#### Short problem
Below are some records. Pull every line that contains the word "Hækkun".

(Source records)
§

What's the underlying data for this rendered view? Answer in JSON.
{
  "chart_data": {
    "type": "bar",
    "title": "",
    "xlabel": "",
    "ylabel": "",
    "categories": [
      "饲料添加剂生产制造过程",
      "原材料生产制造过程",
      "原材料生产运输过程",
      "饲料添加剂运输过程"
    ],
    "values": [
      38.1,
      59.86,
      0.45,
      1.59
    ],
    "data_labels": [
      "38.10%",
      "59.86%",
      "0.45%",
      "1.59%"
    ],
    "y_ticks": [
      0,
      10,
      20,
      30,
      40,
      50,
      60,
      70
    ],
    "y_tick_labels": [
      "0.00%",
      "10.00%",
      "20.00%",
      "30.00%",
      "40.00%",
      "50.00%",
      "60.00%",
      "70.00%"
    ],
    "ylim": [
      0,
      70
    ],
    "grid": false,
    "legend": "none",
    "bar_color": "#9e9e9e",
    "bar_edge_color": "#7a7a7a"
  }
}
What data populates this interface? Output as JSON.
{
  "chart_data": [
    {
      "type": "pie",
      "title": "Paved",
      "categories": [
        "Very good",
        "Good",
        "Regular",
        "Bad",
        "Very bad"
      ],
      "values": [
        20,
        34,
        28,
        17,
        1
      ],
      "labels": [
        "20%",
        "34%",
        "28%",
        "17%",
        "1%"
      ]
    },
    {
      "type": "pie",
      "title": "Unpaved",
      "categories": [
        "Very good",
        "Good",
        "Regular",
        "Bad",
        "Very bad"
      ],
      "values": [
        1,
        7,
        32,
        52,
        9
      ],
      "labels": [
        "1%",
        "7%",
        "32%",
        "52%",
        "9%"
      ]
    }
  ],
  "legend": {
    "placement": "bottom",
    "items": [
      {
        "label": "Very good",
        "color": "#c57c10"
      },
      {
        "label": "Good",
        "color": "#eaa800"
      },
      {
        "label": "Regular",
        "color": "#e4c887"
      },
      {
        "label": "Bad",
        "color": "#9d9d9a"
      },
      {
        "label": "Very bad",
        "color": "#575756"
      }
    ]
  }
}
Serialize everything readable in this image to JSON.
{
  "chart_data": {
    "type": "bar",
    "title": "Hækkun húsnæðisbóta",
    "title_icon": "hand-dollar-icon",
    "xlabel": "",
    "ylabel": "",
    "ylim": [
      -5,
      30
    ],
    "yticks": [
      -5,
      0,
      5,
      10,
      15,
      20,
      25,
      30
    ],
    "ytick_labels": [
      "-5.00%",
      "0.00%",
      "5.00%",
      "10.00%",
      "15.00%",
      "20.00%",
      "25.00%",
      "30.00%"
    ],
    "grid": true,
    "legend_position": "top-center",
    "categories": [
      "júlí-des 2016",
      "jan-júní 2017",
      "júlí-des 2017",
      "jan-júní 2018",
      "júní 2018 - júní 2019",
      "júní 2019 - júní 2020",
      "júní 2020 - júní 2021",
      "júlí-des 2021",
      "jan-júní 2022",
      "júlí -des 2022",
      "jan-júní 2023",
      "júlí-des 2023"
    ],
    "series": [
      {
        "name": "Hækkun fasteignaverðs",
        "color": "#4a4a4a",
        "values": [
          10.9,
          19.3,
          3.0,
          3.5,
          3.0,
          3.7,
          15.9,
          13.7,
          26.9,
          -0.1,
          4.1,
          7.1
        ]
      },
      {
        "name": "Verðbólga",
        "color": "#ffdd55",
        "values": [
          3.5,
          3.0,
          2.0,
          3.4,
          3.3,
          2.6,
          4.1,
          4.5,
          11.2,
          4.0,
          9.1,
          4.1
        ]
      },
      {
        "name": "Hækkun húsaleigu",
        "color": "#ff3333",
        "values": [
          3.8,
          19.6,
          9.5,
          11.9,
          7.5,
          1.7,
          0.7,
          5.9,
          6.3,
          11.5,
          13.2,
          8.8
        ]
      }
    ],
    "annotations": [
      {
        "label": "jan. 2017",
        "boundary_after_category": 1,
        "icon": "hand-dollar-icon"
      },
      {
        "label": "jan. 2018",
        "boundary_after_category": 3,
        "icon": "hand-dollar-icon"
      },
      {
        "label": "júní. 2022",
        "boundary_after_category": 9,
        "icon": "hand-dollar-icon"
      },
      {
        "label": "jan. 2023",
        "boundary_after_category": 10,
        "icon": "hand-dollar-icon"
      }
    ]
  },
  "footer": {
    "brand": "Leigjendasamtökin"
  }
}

§

#### In response
    "title": "Hækkun húsnæðisbóta",
        "name": "Hækkun fasteignaverðs",
        "name": "Hækkun húsaleigu",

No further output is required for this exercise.